La dernière dissolution, essayée au milieu des circonstances les plus graves, avec des résultats aussi peu prononcés, ne doit-elle pas faire redouter pour l’avenir un péril dont le fractionnement des colléges augmente évidemment l’imminence ? Il est impossible sans doute de dégager complètement le député du caractère de mandataire local, cela ne serait, d’ailleurs, aucunement désirable dans ce qu’un tel mandat présente de légitime et d’élevé ; mais ne peut-on pas croire que l’élection départementale lui imprimerait un sceau plus politique ? Élu par une plus vaste circonscription, choisi au-delà des limites de la commune chef-lieu de sous-préfecture, le mandataire cesserait d’être en face de quatre ou cinq électeurs, ses voisins immédiats, qui tiennent en leurs mains la trame de sa vie parlementaire dans une dépendance étroite et continue. La pluralité des noms portés sur le bulletin départemental ne contribuerait pas peu à ôter à l’élection le caractère d’un service privé, et dans ses combinaisons plus larges, dans ses transactions plus variées, le scrutin exprimerait une pensée, au lieu de ne représenter qu’un nom propre.

[Listes des éléments et de leurs cadres]
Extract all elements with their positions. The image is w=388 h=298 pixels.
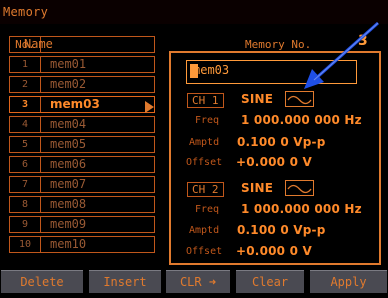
ch1-freq-label: Freq <box>195 115 220 126</box>
list-item-number: 2 <box>10 77 41 92</box>
ch2-label: CH 2 <box>187 182 224 197</box>
ch1-offset-value: +0.000 0 V <box>236 155 313 169</box>
ch2-offset-label: Offset <box>186 246 223 257</box>
list-item-name: mem04 <box>50 117 87 131</box>
ch1-label: CH 1 <box>187 93 224 108</box>
ch2-amptd-label: Amptd <box>189 225 220 236</box>
list-header: No. Name <box>9 36 155 53</box>
list-item-number: 7 <box>10 177 41 192</box>
list-item-number: 10 <box>10 237 41 252</box>
list-item-number: 3 <box>10 97 41 112</box>
list-item[interactable]: 6 mem06 <box>9 156 155 173</box>
selection-arrow-icon <box>145 101 154 113</box>
ch1-amptd-value: 0.100 0 Vp-p <box>237 135 326 149</box>
list-item[interactable]: 4 mem04 <box>9 116 155 133</box>
list-item-name: mem07 <box>50 177 87 191</box>
blue-arrow-icon <box>300 20 380 95</box>
list-item-number: 6 <box>10 157 41 172</box>
list-item-name: mem03 <box>50 97 100 111</box>
memory-list: No. Name 1 mem01 2 mem02 3 mem03 4 mem04… <box>9 36 155 298</box>
list-item[interactable]: 10 mem10 <box>9 236 155 253</box>
list-item-number: 5 <box>10 137 41 152</box>
list-item[interactable]: 2 mem02 <box>9 76 155 93</box>
list-item-number: 4 <box>10 117 41 132</box>
list-item-number: 8 <box>10 197 41 212</box>
list-item-name: mem09 <box>50 217 87 231</box>
memory-name-value: mem03 <box>193 63 230 77</box>
ch1-waveform: SINE <box>241 92 274 106</box>
list-item-name: mem01 <box>50 57 87 71</box>
list-item[interactable]: 7 mem07 <box>9 176 155 193</box>
list-item[interactable]: 1 mem01 <box>9 56 155 73</box>
list-item[interactable]: 9 mem09 <box>9 216 155 233</box>
list-item-selected[interactable]: 3 mem03 <box>9 96 155 113</box>
ch2-waveform: SINE <box>241 181 274 195</box>
screen-title: Memory <box>3 5 49 19</box>
list-item[interactable]: 5 mem05 <box>9 136 155 153</box>
list-item-number: 9 <box>10 217 41 232</box>
column-header-name: Name <box>24 37 53 51</box>
list-item-name: mem10 <box>50 237 87 251</box>
ch2-freq-label: Freq <box>195 204 220 215</box>
list-item[interactable]: 8 mem08 <box>9 196 155 213</box>
ch2-freq-value: 1 000.000 000 Hz <box>241 202 362 216</box>
list-item-name: mem06 <box>50 157 87 171</box>
ch1-amptd-label: Amptd <box>189 137 220 148</box>
ch1-freq-value: 1 000.000 000 Hz <box>241 113 362 127</box>
ch1-offset-label: Offset <box>186 157 223 168</box>
list-item-name: mem02 <box>50 77 87 91</box>
ch2-amptd-value: 0.100 0 Vp-p <box>237 223 326 237</box>
ch2-offset-value: +0.000 0 V <box>236 244 313 258</box>
list-item-name: mem08 <box>50 197 87 211</box>
list-item-name: mem05 <box>50 137 87 151</box>
list-item-number: 1 <box>10 57 41 72</box>
sine-wave-icon <box>285 180 314 196</box>
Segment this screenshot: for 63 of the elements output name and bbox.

Problème posé:
Indiquez, s'il vous plaît, si chacune des affirmations suivantes concorde avec l'extrait sur l'élection des députés, en répondant par oui ou non et en citant textuellement les mots décisifs.
(a) Il serait souhaitable de libérer entièrement le député de son caractère de mandataire local.
(b) Élu par une circonscription plus vaste, le mandataire ne se trouverait plus face à quatre ou cinq électeurs qui sont ses voisins immédiats.
(c) La pluralité des noms sur le bulletin départemental renforcerait le caractère de service privé de l'élection.

Réponse finale:
(a) Non : « cela ne serait, d’ailleurs, aucunement désirable »
(b) Oui : « le mandataire cesserait d’être en face de quatre ou cinq électeurs, ses voisins immédiats »
(c) Non : « ne contribuerait pas peu à ôter à l’élection le caractère d’un service privé »